*What this task involves*
Go through the listing and set it down exactly, leaving out its pictures.

[Data excerpts]
————————

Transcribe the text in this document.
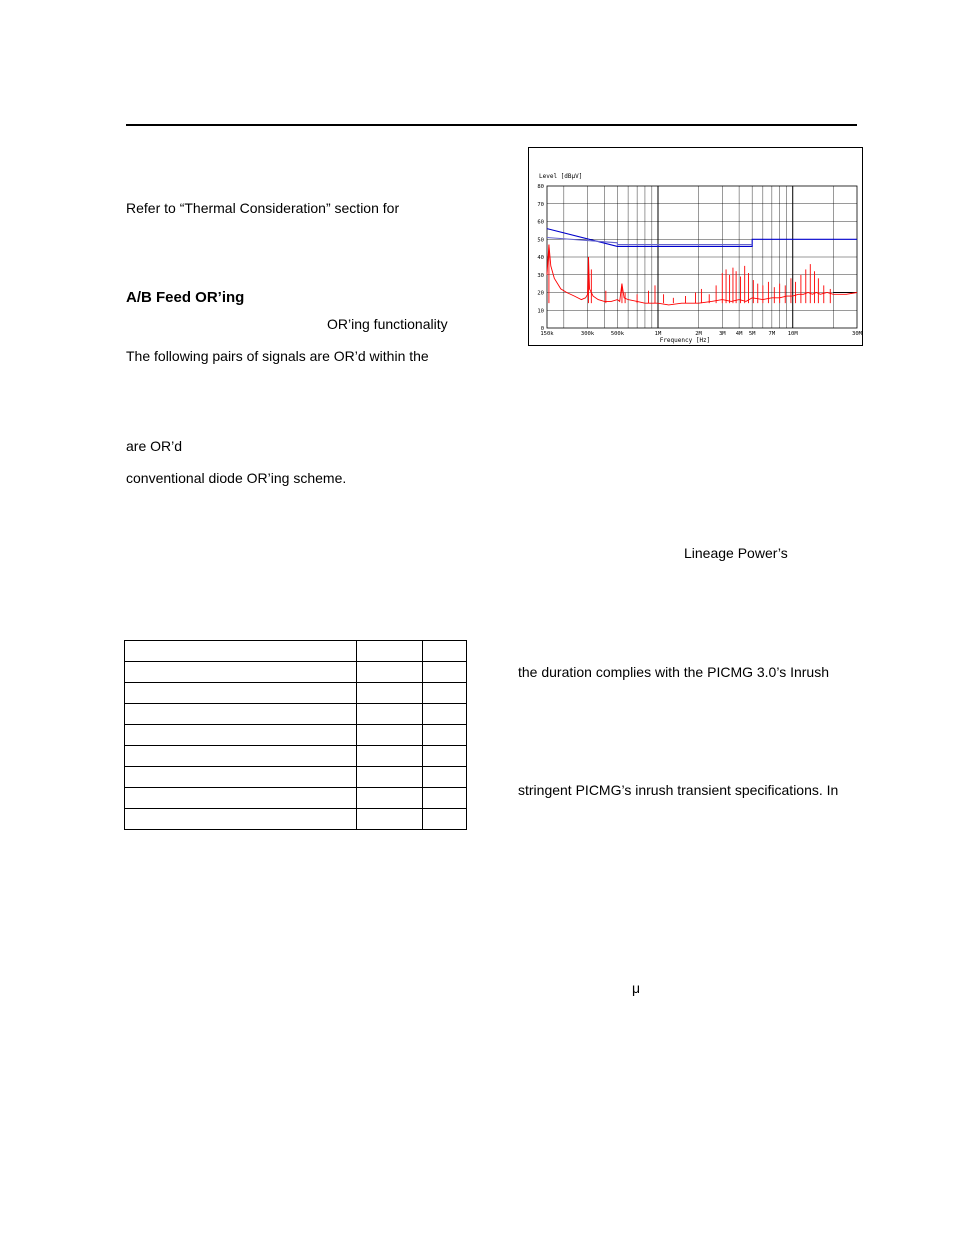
Refer to “Thermal Consideration” section for
A/B Feed OR’ing
OR’ing functionality
The following pairs of signals are OR’d within the
are OR’d
conventional diode OR’ing scheme.
Lineage Power’s
the duration complies with the PICMG 3.0’s Inrush
stringent PICMG’s inrush transient specifications. In
μ

Level [dBµV]
Frequency [Hz]
80
70
60
50
40
30
20
10
0
150k	300k	500k	1M	2M	3M 4M 5M 7M 10M	30M
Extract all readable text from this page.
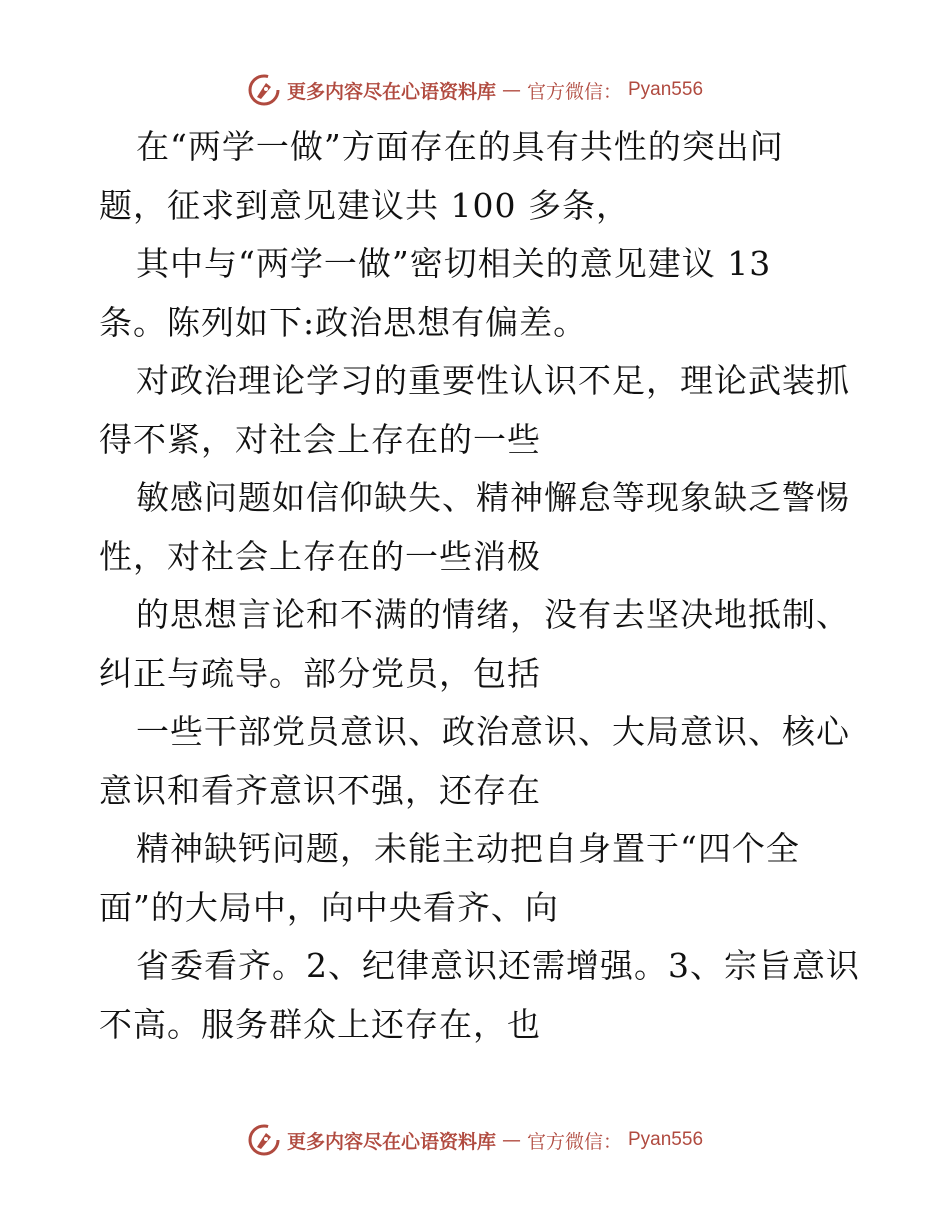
更多内容尽在心语资料库 — 官方微信： Pyan556
在“两学一做”方面存在的具有共性的突出问
题，征求到意见建议共 100 多条，
其中与“两学一做”密切相关的意见建议 13
条。陈列如下:政治思想有偏差。
对政治理论学习的重要性认识不足，理论武装抓
得不紧，对社会上存在的一些
敏感问题如信仰缺失、精神懈怠等现象缺乏警惕
性，对社会上存在的一些消极
的思想言论和不满的情绪，没有去坚决地抵制、
纠正与疏导。部分党员，包括
一些干部党员意识、政治意识、大局意识、核心
意识和看齐意识不强，还存在
精神缺钙问题，未能主动把自身置于“四个全
面”的大局中，向中央看齐、向
省委看齐。2、纪律意识还需增强。3、宗旨意识
不高。服务群众上还存在，也
更多内容尽在心语资料库 — 官方微信： Pyan556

————————

*Answer to the problem*
Transcribe the text in this document.
Refer to “Thermal Consideration” section for
A/B Feed OR’ing
OR’ing functionality
The following pairs of signals are OR’d within the
are OR’d
conventional diode OR’ing scheme.
Lineage Power’s
the duration complies with the PICMG 3.0’s Inrush
stringent PICMG’s inrush transient specifications. In
μ

Level [dBµV]
Frequency [Hz]
80
70
60
50
40
30
20
10
0
150k	300k	500k	1M	2M	3M 4M 5M 7M 10M	30M
Extract all readable text from this page.
更多内容尽在心语资料库 — 官方微信： Pyan556
在“两学一做”方面存在的具有共性的突出问
题，征求到意见建议共 100 多条，
其中与“两学一做”密切相关的意见建议 13
条。陈列如下:政治思想有偏差。
对政治理论学习的重要性认识不足，理论武装抓
得不紧，对社会上存在的一些
敏感问题如信仰缺失、精神懈怠等现象缺乏警惕
性，对社会上存在的一些消极
的思想言论和不满的情绪，没有去坚决地抵制、
纠正与疏导。部分党员，包括
一些干部党员意识、政治意识、大局意识、核心
意识和看齐意识不强，还存在
精神缺钙问题，未能主动把自身置于“四个全
面”的大局中，向中央看齐、向
省委看齐。2、纪律意识还需增强。3、宗旨意识
不高。服务群众上还存在，也
更多内容尽在心语资料库 — 官方微信： Pyan556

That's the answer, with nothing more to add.